The exercise
Show all lines of the listing that hold the word "this".

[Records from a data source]
===============
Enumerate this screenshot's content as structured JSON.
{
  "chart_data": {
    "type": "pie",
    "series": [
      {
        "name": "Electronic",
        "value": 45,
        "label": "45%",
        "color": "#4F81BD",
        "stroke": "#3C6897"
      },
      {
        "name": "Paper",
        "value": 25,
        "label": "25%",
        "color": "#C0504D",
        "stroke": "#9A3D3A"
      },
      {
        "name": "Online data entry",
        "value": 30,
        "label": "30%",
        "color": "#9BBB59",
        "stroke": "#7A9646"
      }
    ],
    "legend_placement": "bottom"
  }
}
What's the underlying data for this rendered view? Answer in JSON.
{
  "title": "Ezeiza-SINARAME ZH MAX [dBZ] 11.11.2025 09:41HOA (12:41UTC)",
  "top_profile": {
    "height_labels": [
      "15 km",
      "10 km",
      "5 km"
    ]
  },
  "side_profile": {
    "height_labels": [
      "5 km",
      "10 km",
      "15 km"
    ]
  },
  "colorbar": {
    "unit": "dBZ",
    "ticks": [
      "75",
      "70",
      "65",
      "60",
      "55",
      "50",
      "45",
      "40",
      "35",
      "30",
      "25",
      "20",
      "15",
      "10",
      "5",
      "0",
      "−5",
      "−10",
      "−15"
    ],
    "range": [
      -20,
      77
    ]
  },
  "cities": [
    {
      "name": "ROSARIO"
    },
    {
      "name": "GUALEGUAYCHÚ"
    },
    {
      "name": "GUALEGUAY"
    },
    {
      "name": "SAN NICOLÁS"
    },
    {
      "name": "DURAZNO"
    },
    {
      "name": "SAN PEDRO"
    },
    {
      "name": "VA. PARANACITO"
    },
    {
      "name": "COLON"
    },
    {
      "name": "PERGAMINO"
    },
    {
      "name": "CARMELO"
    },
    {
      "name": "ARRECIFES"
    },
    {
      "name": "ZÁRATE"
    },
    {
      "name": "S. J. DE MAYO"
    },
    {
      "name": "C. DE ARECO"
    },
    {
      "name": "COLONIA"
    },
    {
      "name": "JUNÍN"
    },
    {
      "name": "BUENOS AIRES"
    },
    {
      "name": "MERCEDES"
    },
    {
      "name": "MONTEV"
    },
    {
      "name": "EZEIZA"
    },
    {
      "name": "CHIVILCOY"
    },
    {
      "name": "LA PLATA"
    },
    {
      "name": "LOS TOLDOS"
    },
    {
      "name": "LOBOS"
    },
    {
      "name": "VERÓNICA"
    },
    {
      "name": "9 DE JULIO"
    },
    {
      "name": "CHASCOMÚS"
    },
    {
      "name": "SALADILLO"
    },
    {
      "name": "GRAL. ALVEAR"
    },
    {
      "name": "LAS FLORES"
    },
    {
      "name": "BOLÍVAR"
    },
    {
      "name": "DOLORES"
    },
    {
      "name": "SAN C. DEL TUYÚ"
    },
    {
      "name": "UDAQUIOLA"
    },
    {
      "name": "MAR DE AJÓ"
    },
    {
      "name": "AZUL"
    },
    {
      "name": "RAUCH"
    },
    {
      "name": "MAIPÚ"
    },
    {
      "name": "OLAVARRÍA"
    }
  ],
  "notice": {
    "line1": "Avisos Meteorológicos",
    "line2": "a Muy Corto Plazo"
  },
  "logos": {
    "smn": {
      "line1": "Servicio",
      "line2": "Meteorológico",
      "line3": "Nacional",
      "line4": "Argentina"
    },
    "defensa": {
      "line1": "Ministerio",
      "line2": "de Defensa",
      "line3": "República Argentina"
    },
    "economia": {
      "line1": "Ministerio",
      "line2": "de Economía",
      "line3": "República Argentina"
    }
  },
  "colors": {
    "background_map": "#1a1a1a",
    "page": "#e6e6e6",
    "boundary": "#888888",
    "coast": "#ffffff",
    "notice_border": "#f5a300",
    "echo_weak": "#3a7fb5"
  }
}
===============
Answer in full
Enumerate this screenshot's content as structured JSON.
What's the underlying data for this rendered view? Answer in JSON.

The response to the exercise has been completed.